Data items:
+ + + + +
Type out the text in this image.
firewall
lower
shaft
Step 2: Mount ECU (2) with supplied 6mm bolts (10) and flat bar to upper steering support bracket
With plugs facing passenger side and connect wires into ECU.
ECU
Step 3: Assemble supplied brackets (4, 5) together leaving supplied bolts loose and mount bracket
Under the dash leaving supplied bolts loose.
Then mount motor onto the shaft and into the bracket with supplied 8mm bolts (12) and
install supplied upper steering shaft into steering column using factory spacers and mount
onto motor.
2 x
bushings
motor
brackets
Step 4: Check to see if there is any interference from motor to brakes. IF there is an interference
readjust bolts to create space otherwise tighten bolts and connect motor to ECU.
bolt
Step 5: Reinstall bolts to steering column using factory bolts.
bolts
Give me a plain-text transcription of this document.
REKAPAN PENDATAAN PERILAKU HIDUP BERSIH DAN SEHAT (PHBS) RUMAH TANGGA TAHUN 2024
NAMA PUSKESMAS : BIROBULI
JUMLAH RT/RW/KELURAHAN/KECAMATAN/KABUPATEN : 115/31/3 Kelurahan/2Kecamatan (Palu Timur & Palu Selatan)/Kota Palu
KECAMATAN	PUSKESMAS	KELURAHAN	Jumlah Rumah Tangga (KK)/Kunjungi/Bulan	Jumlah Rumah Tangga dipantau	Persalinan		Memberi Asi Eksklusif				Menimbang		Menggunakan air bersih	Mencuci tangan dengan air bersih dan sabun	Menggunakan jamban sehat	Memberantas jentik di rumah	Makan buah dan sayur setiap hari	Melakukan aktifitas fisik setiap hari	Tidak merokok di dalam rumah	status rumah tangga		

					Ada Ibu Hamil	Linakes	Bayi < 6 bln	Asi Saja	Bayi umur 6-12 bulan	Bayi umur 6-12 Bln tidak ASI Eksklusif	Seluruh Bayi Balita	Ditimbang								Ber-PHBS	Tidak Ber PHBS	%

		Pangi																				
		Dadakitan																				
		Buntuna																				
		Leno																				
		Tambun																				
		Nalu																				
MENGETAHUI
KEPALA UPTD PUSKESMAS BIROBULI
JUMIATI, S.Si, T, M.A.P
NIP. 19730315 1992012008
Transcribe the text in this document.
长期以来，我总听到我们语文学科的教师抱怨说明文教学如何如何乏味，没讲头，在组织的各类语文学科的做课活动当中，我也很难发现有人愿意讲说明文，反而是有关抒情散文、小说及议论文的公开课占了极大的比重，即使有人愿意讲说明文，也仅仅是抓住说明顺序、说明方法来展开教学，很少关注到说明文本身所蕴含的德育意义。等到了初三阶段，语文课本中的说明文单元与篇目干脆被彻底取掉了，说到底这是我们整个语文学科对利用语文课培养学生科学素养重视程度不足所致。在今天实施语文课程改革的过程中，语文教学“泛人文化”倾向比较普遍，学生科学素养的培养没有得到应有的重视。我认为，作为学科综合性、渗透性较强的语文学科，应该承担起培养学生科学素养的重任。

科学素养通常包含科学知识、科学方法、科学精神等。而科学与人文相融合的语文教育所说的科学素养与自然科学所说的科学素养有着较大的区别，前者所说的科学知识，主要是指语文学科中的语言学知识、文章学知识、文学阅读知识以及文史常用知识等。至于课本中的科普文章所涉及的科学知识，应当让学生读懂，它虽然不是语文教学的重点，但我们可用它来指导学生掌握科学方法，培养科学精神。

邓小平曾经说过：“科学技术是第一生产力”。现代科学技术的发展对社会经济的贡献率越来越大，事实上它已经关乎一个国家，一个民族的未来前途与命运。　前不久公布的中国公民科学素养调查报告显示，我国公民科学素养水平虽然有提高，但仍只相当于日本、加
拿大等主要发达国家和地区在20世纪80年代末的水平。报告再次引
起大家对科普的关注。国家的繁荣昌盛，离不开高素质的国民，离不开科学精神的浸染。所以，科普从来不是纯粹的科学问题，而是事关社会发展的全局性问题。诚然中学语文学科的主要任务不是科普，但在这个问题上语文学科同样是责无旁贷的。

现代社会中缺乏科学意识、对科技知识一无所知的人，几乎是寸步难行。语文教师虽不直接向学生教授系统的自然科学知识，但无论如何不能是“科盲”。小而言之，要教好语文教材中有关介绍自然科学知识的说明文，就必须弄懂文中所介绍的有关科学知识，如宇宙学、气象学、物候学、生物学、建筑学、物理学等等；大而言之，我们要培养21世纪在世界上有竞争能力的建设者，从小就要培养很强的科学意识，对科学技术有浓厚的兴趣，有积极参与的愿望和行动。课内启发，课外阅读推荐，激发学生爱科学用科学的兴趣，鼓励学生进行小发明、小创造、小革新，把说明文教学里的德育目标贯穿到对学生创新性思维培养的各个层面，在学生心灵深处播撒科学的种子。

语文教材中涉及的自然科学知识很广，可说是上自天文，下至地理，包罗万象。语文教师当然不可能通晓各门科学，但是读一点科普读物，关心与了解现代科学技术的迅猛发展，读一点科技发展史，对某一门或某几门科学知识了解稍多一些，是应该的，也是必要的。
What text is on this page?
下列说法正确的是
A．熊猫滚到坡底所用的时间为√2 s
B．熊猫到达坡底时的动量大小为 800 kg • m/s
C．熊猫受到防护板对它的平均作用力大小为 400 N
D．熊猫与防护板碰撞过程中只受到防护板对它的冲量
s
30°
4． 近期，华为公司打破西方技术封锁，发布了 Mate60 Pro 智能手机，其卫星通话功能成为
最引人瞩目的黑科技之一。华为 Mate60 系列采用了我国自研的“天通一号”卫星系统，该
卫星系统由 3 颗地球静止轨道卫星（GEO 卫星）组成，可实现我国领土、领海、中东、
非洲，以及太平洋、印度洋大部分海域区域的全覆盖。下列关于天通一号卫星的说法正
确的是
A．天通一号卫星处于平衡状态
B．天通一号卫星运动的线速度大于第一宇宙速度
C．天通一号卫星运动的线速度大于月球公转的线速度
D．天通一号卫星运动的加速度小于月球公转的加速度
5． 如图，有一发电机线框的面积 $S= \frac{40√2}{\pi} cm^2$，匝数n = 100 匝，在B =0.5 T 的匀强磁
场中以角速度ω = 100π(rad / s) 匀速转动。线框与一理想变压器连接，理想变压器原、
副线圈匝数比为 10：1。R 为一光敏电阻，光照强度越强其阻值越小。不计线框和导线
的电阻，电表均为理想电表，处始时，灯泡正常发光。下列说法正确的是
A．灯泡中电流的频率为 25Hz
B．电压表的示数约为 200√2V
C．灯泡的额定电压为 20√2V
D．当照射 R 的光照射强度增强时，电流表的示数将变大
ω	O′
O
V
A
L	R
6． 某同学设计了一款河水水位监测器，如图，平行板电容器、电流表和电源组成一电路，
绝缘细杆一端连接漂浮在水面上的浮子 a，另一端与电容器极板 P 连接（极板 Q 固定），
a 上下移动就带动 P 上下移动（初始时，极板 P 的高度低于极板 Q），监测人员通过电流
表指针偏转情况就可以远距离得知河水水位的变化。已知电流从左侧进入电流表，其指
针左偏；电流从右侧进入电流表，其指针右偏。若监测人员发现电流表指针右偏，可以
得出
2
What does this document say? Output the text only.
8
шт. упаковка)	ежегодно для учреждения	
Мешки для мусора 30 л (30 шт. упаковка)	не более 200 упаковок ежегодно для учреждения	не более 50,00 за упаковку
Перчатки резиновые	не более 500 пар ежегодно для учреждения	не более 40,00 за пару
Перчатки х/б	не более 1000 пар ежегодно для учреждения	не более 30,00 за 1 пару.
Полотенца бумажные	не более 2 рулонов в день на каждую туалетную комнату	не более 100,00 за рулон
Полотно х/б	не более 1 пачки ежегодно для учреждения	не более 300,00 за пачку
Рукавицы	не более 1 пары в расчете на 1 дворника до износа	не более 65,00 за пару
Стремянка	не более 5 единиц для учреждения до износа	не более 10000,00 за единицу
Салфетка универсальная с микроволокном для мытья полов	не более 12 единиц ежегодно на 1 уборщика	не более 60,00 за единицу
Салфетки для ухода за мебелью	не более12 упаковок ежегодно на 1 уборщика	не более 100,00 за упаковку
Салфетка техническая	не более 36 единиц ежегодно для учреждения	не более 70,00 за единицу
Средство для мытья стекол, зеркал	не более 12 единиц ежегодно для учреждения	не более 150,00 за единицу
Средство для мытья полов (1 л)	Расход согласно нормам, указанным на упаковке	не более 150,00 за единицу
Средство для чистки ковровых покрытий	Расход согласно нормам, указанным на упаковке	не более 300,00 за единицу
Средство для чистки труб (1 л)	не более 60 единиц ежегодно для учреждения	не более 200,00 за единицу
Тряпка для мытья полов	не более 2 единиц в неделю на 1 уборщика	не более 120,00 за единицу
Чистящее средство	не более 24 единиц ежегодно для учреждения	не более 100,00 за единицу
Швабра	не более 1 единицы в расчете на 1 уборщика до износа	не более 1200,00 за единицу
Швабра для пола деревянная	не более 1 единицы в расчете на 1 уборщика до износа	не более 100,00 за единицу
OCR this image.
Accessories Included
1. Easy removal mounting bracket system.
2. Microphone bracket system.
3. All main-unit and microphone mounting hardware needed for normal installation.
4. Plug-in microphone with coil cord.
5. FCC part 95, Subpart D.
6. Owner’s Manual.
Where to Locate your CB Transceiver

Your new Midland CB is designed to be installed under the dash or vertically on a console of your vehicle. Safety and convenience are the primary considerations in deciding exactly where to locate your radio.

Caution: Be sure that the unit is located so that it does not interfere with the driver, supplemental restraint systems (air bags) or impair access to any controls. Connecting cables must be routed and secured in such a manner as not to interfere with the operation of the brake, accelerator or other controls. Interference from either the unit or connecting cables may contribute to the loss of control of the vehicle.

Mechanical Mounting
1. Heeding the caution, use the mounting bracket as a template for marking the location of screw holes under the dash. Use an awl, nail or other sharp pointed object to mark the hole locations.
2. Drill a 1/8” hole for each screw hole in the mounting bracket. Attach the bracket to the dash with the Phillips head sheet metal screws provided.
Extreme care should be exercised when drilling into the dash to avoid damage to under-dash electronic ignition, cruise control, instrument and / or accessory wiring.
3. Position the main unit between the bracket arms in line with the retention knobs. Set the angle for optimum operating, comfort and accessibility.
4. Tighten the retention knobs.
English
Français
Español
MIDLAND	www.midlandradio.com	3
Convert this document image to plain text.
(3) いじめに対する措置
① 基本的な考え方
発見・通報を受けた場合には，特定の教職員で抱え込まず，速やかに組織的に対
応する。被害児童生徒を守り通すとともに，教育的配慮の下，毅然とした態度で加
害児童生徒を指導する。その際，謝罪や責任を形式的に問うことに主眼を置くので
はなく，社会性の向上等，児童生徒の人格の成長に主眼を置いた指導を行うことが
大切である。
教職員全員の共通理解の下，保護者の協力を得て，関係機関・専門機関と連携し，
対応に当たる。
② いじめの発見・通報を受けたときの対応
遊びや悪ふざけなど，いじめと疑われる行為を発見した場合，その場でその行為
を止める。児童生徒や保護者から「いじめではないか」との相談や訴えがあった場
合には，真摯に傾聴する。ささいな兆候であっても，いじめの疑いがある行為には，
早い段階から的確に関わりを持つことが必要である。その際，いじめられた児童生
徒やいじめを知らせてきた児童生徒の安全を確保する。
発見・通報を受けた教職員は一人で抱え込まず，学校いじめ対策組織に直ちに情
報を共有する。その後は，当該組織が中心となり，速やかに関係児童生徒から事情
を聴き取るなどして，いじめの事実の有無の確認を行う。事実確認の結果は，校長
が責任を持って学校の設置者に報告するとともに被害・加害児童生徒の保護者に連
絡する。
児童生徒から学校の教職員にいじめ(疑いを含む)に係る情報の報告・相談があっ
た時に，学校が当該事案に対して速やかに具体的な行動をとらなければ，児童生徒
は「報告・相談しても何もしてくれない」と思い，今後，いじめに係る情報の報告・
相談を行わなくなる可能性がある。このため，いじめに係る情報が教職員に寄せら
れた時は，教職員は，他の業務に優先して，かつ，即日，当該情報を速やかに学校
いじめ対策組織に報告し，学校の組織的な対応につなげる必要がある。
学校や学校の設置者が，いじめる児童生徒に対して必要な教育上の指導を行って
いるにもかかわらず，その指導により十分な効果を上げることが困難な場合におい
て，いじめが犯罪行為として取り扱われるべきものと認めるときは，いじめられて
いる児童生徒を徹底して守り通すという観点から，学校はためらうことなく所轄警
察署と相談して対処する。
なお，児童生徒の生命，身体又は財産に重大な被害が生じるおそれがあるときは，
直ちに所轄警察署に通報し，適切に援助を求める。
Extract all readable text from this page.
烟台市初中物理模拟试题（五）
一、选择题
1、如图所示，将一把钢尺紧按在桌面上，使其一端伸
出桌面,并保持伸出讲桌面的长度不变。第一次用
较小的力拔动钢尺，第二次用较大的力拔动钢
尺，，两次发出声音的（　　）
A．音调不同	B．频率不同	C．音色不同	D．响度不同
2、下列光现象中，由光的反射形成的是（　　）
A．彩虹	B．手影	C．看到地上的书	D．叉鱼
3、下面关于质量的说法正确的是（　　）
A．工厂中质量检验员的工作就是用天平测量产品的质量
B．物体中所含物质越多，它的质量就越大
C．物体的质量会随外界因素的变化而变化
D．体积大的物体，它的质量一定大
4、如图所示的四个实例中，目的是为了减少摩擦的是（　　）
+ + + + +
WHAT IS REQUIRED |
Using the material above, work out how many lines contain the string "text". Give that number alone.

ANSWER TO THIS PROBLEM |
7